Entries with figure data

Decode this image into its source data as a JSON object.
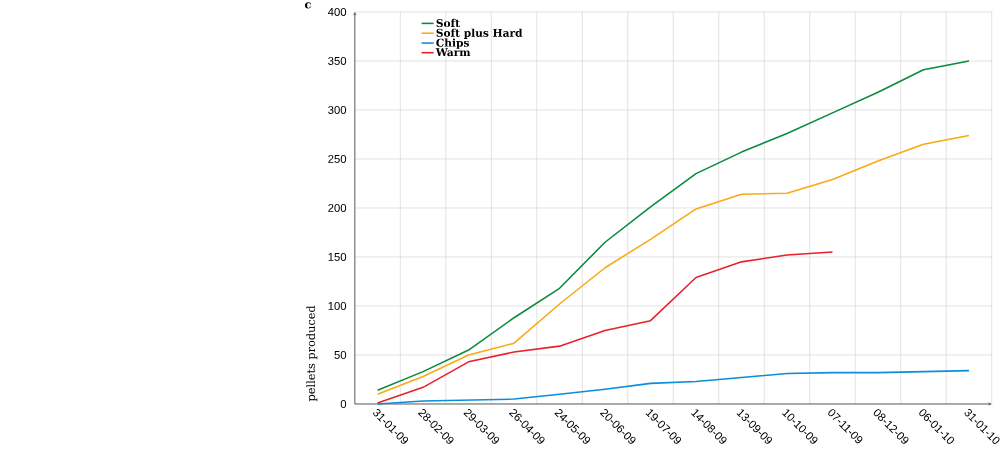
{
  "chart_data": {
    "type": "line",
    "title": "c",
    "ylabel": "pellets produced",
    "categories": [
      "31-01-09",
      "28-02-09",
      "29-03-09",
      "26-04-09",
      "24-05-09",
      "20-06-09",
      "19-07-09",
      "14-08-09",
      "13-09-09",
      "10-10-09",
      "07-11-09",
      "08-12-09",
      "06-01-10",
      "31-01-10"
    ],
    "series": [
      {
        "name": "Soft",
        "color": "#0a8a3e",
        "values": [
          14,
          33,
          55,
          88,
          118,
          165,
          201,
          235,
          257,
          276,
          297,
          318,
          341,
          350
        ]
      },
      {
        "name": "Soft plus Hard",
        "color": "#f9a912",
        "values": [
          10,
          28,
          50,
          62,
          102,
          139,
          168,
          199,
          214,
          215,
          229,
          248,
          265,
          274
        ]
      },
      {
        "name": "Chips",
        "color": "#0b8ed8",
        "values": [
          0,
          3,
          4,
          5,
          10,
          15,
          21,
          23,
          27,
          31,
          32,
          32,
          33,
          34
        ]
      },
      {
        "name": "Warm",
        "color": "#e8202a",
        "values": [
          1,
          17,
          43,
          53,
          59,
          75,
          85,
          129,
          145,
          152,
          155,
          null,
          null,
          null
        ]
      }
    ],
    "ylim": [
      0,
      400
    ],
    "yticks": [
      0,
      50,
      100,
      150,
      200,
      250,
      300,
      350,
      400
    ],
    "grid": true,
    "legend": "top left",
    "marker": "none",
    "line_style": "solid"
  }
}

...

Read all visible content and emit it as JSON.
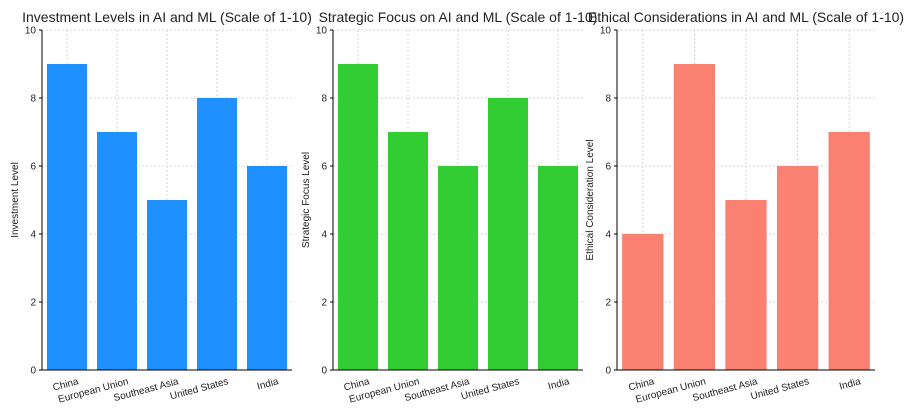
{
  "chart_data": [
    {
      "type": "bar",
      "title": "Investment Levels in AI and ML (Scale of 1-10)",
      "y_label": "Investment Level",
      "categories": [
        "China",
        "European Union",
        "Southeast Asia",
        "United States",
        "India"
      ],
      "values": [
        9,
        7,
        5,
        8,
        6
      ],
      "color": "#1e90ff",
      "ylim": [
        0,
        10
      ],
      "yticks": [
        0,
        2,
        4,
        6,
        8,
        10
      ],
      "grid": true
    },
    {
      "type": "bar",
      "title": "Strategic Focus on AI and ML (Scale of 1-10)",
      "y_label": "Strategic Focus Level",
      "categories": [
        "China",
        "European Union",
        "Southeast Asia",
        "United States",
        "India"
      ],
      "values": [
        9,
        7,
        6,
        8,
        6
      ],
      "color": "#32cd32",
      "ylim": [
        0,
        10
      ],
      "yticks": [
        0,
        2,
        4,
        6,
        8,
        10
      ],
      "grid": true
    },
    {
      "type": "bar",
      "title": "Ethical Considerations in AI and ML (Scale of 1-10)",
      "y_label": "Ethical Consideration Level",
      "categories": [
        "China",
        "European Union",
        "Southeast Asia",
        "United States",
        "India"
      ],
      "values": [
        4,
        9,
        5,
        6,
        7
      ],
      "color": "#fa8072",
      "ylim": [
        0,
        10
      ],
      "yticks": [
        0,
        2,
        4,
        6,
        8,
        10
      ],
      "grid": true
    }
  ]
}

◆ What needs to be done
All lines in the data that contain the word "Ethical" should be copied.

◆ Solution
      "title": "Ethical Considerations in AI and ML (Scale of 1-10)",
      "y_label": "Ethical Consideration Level",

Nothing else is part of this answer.